Work to be completed: Locate each line in the records containing "this". Copy it.

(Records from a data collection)
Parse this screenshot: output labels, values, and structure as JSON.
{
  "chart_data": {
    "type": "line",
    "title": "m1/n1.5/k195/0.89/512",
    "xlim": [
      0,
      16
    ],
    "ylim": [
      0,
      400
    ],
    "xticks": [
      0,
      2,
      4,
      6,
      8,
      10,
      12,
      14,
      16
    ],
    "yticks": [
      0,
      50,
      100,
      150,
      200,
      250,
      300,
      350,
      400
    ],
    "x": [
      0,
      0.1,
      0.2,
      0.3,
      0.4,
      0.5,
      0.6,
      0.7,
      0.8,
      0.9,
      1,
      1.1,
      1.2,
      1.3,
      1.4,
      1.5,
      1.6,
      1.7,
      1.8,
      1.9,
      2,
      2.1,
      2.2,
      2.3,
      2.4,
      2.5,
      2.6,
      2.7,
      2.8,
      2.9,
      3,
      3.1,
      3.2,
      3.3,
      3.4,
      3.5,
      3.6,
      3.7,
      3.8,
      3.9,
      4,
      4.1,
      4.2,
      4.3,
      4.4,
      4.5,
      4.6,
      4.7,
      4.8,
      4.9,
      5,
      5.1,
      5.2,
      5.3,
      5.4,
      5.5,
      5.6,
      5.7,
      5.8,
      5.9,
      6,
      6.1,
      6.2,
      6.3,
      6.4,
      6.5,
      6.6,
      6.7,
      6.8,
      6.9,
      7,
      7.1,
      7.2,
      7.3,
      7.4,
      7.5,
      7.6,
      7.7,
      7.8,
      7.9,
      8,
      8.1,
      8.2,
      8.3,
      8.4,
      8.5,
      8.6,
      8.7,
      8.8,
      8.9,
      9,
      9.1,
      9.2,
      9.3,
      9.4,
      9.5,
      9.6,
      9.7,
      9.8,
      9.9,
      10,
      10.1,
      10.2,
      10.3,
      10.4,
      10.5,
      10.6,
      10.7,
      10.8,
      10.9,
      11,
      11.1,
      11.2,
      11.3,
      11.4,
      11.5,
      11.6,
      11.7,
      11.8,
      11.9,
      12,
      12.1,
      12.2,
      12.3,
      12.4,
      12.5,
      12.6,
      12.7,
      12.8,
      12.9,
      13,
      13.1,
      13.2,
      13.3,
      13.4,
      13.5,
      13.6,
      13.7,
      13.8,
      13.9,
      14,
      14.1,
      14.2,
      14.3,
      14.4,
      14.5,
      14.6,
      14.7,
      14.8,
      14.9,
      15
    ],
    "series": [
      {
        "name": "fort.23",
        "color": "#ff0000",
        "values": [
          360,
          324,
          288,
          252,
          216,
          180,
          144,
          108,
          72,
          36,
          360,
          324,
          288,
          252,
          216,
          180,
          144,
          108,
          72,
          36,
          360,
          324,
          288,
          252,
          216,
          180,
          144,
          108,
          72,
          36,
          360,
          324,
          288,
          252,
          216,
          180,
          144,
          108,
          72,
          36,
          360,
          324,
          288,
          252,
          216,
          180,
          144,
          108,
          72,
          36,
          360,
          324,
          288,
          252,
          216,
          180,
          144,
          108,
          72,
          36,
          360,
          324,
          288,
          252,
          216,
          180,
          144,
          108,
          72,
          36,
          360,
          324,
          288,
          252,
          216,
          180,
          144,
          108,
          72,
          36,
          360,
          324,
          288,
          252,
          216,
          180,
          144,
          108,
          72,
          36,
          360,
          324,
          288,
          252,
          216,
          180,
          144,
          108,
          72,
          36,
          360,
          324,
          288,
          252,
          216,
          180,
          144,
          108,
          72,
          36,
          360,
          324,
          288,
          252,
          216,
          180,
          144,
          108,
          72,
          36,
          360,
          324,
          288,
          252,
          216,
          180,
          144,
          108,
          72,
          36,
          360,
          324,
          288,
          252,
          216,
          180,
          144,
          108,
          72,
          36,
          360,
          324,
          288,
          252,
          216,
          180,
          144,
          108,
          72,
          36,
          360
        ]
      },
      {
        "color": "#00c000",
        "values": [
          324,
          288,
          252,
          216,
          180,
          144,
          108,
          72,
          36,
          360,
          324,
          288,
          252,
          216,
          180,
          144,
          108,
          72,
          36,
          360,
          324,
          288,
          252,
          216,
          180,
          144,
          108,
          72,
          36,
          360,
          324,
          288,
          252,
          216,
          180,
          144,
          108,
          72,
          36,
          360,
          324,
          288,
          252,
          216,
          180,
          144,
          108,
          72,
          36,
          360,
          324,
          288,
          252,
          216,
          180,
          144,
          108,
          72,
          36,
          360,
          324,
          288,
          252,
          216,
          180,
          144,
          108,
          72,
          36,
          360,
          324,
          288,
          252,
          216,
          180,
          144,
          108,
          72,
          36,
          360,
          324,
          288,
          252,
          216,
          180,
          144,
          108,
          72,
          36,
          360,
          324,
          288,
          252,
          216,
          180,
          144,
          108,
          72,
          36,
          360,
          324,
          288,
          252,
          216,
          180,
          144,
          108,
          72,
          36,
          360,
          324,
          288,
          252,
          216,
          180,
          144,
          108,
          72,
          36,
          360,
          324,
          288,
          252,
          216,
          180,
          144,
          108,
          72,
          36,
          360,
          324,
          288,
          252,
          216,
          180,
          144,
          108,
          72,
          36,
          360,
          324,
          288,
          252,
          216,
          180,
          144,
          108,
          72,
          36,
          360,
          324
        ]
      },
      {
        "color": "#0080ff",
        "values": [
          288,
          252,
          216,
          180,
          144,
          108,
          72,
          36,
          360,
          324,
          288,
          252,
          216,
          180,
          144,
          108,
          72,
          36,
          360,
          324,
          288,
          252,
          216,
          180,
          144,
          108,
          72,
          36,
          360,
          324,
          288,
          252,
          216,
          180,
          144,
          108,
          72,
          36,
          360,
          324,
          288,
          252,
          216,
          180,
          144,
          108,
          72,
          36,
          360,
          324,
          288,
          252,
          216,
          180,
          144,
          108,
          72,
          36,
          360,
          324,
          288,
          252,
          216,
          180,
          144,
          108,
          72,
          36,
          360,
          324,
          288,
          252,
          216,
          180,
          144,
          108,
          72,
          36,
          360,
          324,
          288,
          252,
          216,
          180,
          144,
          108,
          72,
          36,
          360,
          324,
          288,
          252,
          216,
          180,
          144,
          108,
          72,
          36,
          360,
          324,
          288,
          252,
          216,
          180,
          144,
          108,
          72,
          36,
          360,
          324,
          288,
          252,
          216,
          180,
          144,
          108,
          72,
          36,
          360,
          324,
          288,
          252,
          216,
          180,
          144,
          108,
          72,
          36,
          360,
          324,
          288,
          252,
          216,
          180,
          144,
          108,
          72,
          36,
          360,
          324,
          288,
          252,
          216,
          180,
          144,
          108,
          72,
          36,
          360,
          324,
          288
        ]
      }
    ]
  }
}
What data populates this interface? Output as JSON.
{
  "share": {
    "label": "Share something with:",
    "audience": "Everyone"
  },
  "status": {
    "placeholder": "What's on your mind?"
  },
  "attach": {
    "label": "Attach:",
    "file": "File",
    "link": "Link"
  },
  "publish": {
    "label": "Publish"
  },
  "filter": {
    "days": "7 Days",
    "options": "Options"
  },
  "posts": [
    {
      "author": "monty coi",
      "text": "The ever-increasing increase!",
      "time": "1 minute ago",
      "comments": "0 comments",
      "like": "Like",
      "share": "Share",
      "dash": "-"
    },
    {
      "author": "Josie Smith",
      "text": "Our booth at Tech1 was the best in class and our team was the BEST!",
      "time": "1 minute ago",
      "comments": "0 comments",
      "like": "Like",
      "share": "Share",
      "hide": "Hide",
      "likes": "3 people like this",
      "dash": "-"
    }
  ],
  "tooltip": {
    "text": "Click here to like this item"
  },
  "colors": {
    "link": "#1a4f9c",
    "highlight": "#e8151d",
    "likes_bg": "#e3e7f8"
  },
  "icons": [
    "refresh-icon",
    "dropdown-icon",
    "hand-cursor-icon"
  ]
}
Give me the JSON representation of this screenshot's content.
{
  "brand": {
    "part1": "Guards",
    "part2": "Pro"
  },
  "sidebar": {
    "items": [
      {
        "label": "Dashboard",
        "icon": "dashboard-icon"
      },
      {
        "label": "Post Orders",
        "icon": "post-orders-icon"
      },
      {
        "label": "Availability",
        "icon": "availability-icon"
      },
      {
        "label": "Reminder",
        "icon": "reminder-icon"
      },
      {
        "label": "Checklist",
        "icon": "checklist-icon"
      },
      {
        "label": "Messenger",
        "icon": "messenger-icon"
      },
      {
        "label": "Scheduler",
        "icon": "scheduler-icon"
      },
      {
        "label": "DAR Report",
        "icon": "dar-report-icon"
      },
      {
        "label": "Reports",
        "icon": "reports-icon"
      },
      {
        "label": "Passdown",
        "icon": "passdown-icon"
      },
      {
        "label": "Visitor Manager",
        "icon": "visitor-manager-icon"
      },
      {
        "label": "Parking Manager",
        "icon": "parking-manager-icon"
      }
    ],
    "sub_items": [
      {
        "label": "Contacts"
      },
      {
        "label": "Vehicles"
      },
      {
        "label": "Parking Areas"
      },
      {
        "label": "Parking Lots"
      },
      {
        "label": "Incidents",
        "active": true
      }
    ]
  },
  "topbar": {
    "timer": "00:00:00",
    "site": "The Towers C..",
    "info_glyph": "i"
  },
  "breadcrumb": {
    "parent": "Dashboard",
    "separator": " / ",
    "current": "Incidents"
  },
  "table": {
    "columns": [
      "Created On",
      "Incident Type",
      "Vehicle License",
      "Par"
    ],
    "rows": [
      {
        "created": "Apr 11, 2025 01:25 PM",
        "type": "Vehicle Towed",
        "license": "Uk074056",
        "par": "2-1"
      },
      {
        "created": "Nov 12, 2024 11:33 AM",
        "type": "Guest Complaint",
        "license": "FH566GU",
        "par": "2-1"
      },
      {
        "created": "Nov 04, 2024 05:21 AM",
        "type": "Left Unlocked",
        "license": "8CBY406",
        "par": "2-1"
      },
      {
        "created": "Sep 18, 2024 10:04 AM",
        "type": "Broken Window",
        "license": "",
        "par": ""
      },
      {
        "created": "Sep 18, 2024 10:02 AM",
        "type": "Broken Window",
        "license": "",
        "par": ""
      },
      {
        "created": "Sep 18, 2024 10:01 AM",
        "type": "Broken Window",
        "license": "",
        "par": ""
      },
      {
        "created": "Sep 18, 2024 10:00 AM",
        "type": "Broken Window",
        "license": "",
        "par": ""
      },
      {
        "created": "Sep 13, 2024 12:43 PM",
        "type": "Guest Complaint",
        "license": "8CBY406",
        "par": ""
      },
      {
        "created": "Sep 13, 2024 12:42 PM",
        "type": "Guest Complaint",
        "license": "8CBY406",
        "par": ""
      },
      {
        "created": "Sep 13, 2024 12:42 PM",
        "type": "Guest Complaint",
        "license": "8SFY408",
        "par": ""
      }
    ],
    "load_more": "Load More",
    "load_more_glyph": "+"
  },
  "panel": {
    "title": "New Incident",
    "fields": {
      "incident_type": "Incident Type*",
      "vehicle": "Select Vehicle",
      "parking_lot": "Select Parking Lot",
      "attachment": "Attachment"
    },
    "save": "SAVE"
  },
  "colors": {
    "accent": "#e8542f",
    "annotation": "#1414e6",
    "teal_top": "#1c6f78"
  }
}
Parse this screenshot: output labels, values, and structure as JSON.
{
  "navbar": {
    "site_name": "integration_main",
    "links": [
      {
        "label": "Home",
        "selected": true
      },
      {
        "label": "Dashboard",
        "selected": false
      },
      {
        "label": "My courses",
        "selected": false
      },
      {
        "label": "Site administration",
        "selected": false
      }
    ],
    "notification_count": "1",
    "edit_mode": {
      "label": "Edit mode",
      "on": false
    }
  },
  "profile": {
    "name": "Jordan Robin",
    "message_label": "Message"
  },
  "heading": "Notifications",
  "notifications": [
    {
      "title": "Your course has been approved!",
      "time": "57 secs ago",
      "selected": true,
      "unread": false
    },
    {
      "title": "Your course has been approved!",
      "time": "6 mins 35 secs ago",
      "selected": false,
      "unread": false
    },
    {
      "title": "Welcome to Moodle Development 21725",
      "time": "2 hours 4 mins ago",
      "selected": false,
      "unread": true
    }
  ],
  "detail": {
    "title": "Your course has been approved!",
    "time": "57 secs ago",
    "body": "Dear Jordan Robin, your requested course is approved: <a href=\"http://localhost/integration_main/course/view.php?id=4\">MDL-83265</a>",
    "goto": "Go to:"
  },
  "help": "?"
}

Task answer:
Parse this screenshot: output labels, values, and structure as JSON.
What data populates this interface? Output as JSON.
      "likes": "3 people like this",
    "text": "Click here to like this item"
Give me the JSON representation of this screenshot's content.
Parse this screenshot: output labels, values, and structure as JSON.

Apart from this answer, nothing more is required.